Dataset records on visual material
-----

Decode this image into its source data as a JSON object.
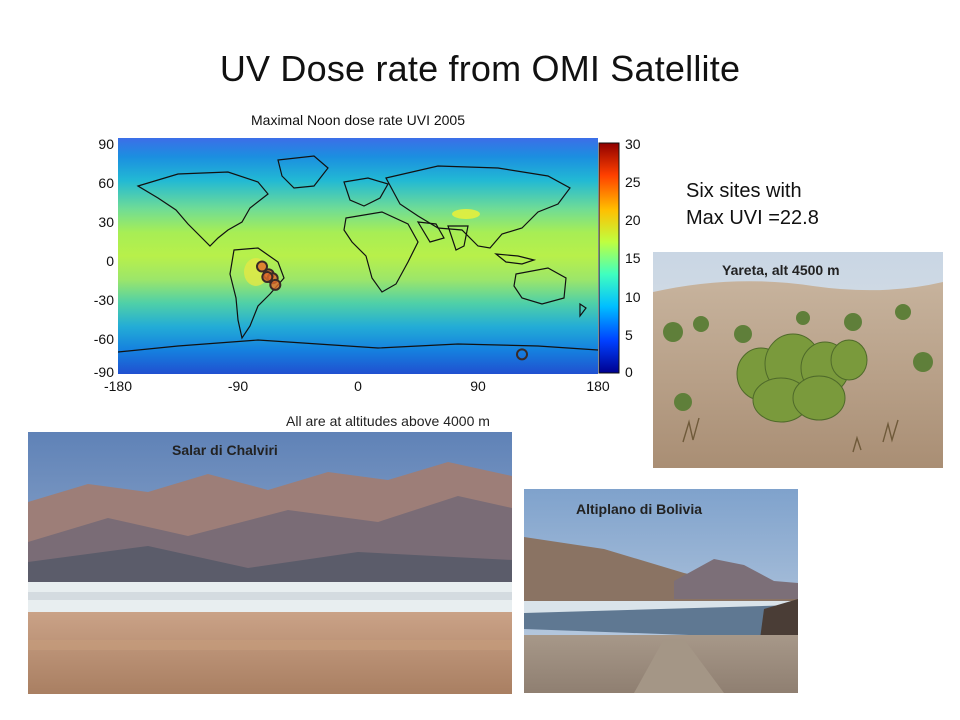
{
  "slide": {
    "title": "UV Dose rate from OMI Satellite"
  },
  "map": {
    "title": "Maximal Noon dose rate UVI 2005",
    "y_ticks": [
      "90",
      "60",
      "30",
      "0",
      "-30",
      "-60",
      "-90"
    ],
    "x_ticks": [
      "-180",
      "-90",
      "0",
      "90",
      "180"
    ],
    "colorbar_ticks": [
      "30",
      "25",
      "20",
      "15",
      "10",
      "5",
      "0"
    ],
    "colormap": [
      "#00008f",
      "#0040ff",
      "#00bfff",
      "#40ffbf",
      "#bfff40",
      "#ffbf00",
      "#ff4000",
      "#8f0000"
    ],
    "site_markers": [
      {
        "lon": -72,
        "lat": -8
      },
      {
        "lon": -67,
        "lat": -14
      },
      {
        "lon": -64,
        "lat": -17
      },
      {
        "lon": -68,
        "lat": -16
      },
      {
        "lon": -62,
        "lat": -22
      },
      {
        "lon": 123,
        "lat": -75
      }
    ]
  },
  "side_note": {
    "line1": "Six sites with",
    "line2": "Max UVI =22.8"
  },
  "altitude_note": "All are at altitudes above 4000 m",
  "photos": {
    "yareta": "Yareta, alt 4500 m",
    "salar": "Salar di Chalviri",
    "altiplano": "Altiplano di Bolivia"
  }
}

-----

* **What to produce**
Give the data again exactly as written, with all pictures left out.

* **Task answer**
Decode this image into its source data as a JSON object.
{
  "slide": {
    "title": "UV Dose rate from OMI Satellite"
  },
  "map": {
    "title": "Maximal Noon dose rate UVI 2005",
    "y_ticks": [
      "90",
      "60",
      "30",
      "0",
      "-30",
      "-60",
      "-90"
    ],
    "x_ticks": [
      "-180",
      "-90",
      "0",
      "90",
      "180"
    ],
    "colorbar_ticks": [
      "30",
      "25",
      "20",
      "15",
      "10",
      "5",
      "0"
    ],
    "colormap": [
      "#00008f",
      "#0040ff",
      "#00bfff",
      "#40ffbf",
      "#bfff40",
      "#ffbf00",
      "#ff4000",
      "#8f0000"
    ],
    "site_markers": [
      {
        "lon": -72,
        "lat": -8
      },
      {
        "lon": -67,
        "lat": -14
      },
      {
        "lon": -64,
        "lat": -17
      },
      {
        "lon": -68,
        "lat": -16
      },
      {
        "lon": -62,
        "lat": -22
      },
      {
        "lon": 123,
        "lat": -75
      }
    ]
  },
  "side_note": {
    "line1": "Six sites with",
    "line2": "Max UVI =22.8"
  },
  "altitude_note": "All are at altitudes above 4000 m",
  "photos": {
    "yareta": "Yareta, alt 4500 m",
    "salar": "Salar di Chalviri",
    "altiplano": "Altiplano di Bolivia"
  }
}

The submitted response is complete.